EXERCISE OBJECTIVE:
Extract all lines containing "Final".

ENTRIES SUPPLIED:
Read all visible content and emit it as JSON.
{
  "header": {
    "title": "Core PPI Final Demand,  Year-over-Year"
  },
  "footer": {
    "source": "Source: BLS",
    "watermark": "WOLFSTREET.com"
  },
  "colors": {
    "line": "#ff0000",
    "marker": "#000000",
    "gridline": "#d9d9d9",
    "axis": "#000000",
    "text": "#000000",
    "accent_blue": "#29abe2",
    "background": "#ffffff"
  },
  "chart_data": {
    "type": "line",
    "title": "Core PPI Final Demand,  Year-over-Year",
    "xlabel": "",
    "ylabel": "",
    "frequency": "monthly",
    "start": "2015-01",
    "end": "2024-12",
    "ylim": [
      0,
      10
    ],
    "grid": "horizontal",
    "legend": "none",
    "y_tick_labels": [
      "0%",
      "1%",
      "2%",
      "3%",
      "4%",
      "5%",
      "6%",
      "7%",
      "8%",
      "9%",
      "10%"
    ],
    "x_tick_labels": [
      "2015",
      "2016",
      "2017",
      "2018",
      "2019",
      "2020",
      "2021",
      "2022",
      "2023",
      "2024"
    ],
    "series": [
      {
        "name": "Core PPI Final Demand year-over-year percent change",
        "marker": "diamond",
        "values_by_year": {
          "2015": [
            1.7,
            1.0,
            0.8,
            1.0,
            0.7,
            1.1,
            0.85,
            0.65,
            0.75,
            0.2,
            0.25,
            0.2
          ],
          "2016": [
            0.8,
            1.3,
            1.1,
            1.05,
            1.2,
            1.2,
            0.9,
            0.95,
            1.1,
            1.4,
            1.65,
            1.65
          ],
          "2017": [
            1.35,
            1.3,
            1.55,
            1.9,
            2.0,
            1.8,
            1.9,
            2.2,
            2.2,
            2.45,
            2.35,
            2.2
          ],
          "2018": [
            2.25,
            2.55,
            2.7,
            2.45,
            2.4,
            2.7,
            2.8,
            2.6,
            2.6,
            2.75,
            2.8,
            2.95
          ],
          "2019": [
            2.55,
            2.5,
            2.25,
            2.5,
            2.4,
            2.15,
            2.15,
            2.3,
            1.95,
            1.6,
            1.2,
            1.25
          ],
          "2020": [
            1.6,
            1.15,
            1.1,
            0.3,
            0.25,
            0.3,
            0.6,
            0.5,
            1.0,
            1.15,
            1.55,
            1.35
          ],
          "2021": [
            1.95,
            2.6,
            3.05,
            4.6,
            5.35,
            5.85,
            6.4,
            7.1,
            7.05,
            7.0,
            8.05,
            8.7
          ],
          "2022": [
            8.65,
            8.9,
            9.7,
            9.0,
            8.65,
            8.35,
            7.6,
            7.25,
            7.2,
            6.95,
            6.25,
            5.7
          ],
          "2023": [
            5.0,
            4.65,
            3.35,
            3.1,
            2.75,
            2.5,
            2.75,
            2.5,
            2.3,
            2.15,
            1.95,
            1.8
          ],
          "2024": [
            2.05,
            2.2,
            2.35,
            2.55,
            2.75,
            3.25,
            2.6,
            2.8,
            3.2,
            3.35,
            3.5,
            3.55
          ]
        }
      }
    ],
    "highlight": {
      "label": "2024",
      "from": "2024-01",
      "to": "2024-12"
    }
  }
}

---

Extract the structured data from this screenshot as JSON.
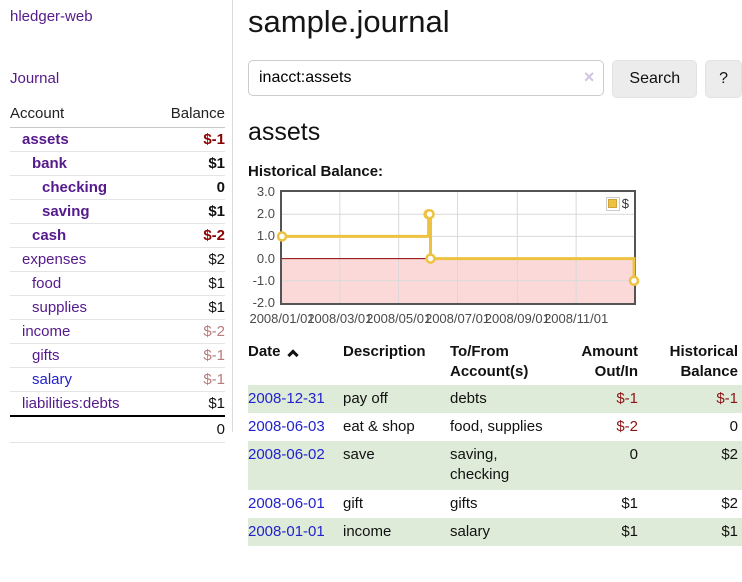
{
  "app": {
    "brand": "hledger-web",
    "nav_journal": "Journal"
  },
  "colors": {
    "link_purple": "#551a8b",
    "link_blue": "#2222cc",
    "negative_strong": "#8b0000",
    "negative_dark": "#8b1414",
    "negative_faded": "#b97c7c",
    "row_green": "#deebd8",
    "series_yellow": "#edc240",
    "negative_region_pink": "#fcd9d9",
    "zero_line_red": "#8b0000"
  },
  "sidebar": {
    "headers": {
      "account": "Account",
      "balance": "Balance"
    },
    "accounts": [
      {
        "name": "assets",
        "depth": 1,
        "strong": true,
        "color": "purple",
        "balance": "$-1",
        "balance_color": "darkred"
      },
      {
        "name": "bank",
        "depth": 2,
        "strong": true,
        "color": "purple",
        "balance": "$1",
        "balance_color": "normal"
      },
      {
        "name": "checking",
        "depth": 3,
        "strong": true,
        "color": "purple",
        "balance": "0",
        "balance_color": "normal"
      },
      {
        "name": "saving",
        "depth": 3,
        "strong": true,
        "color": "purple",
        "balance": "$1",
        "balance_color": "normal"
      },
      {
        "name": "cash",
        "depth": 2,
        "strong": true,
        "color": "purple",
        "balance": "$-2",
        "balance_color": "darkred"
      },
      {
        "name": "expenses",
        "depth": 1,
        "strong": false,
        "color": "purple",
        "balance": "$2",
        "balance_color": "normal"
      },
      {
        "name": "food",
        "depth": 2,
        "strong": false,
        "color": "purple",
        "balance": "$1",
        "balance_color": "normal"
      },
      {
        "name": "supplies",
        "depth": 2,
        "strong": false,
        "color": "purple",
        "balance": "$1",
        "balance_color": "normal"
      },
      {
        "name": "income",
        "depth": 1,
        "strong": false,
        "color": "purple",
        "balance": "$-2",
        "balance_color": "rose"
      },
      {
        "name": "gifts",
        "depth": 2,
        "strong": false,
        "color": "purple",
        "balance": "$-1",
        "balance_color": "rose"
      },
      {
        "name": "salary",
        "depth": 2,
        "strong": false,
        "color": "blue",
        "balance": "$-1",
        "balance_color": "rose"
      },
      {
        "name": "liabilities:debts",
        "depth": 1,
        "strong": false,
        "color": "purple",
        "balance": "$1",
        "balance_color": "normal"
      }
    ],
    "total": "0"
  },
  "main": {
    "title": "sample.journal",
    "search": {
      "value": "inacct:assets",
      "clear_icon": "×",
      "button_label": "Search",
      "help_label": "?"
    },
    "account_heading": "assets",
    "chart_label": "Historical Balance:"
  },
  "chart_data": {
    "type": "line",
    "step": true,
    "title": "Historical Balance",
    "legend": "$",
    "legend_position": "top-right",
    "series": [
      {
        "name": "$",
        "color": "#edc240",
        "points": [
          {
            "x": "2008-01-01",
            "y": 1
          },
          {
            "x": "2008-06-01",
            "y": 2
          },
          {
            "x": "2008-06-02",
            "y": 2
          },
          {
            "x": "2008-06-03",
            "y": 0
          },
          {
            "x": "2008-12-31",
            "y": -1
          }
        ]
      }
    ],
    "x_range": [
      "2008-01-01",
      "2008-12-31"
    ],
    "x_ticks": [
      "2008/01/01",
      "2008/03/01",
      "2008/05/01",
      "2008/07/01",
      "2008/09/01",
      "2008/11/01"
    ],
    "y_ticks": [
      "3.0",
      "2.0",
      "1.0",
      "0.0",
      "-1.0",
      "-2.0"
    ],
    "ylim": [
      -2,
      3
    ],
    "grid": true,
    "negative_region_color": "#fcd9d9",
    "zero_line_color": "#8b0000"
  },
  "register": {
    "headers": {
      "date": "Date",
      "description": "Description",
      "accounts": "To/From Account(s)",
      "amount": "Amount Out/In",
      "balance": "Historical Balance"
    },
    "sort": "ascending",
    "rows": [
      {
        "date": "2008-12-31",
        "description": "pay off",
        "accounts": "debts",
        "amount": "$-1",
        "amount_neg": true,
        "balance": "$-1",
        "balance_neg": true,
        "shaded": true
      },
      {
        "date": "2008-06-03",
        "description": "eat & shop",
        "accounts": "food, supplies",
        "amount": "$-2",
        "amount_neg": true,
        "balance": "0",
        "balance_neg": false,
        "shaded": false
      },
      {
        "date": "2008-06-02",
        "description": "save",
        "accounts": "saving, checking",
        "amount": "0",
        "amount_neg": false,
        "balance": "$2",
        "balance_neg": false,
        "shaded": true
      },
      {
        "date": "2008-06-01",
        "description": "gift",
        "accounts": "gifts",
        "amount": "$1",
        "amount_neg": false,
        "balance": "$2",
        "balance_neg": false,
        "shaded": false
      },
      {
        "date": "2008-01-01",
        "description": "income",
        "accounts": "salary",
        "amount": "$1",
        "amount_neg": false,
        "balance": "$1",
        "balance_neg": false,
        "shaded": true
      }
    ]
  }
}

ANSWER TO THE EXERCISE:
    "title": "Core PPI Final Demand,  Year-over-Year"
    "title": "Core PPI Final Demand,  Year-over-Year",
        "name": "Core PPI Final Demand year-over-year percent change",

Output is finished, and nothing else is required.